__SUL COMPITO__. Secondo l'intervista, di quale artista Aaron Dessner ha prodotto l'ultimo disco?

__ESTRATTO DEL TESTO__.
################

E. Se è lecito sognare, mi piacerebbe davvero lavorare alla produzione del nostro prossimo disco con Aaron Dessner, ormai produttore di punta della scena musicale americana. Aaron – oltre ad essere la mente creativa dei National - ha prodotto l’ultimo disco di Ben Howard, e questo non ha fatto che acuire il desiderio.
L. Aaron Dessner! Senza dubbio. Lo scorso anno è riuscito persino a farmi ascoltare Taylor Swift…
L’EP esce per Truebypass, piccola realtà calabrese a cui vogliamo un gran bene. Com’è nata la vostra collaborazione?
L. In seguito al più classico dei mailbombing a etichette e realtà alternative, con Federico e Raffaella si è subito instaurata una bella complicità condita da scambi di idee sempre interessanti. È da questo terreno comune che è nata la nostra collaborazione, forte delle piccole attenzioni che solo una realtà come Truebypass sa dare, e in un contesto di estrema libertà artistica. Sappiamo quanto sia difficile lavorare con un prodotto come il nostro nel momento attuale, tra lingua inglese e sonorità dilatate e cinematiche. E tutto questo senza neanche metterci di mezzo l’attuale situazione sanitaria. Non può che renderci felici la fiducia che Federico e Raffaella ci hanno dato sin da subito.
A proposito di piccole realtà italiane: il vostro stile sonoro può essere considerato abbastanza di nicchia nel mondo indie nostrano, mentre si presta bene ad essere accostato anche a palcoscenici importanti all’estero, soprattutto nel mondo anglofono. Vi sentite parte della scena musicale che vi circonda o guardate soprattutto altrove? E quali sono i vostri obiettivi e i vostri sogni?
E. Come vi dicevamo, abbiamo avuto la sfortuna di affacciarci al mondo dei live con una tempistica esageratamente sbagliata. Non abbiamo avuto tempo e modo di entrare in una scena e sentirci parte di qualcosa. Sappiamo che il nostro sound nasce e si “riproduce” meglio all’estero che in Italia, ma ci piacerebbe fare cartello con i nostri simili italiani, perché esistono. Quanto all’estero, a chi non piacerebbe? Il nostro sogno è fare un vero tour, portare in giro la nostra musica e vedere il mondo dall’alto di un palco.

################

__DATI MOSTRATI__.

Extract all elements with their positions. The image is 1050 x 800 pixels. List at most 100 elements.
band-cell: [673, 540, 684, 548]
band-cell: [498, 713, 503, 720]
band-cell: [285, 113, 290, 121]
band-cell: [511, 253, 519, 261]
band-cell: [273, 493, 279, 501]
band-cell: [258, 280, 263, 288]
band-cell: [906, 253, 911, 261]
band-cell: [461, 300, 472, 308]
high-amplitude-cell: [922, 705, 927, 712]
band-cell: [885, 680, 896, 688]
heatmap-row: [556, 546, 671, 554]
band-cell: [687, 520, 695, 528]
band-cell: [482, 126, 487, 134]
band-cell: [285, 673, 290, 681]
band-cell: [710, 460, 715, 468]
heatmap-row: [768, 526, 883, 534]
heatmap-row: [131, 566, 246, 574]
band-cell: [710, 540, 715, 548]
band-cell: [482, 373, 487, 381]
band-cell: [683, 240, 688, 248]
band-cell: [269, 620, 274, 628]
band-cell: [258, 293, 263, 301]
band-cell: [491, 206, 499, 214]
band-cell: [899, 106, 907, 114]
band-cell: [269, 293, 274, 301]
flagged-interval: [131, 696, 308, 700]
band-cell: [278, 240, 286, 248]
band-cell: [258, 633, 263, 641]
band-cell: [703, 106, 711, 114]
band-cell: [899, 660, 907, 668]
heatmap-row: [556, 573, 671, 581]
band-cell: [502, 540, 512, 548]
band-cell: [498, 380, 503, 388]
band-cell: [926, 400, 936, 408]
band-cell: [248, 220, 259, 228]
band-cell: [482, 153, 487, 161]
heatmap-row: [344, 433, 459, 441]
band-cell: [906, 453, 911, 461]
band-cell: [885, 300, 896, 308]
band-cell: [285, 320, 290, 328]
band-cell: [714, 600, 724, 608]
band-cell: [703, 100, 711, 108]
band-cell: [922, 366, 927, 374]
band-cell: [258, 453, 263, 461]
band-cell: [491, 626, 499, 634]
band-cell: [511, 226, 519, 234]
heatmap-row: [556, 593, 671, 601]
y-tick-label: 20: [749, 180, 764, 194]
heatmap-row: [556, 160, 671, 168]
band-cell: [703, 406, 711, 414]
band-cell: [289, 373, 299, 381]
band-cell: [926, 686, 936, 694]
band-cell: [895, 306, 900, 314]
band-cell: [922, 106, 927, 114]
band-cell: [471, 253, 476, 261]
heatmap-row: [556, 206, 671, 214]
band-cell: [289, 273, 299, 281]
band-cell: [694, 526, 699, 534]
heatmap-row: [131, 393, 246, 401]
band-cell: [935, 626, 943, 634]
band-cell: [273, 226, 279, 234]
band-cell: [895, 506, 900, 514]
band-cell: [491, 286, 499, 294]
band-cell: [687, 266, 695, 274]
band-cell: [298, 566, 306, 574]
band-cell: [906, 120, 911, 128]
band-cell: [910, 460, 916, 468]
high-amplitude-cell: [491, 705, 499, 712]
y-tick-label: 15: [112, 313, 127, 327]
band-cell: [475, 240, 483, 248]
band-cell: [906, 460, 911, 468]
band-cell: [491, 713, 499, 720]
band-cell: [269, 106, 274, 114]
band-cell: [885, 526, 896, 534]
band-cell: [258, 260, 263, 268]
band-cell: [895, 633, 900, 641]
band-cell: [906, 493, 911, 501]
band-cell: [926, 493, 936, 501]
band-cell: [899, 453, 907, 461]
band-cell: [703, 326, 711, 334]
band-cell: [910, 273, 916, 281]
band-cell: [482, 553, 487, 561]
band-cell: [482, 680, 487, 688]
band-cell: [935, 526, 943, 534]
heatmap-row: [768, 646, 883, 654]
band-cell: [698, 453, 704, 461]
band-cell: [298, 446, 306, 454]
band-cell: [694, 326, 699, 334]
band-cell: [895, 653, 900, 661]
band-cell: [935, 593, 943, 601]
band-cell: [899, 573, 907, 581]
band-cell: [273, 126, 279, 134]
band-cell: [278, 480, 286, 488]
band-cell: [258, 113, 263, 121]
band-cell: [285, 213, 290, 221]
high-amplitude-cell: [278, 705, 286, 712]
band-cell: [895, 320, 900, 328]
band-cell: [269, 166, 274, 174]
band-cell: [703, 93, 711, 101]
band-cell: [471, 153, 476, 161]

################

__RISPOSTA__. Di Ben Howard.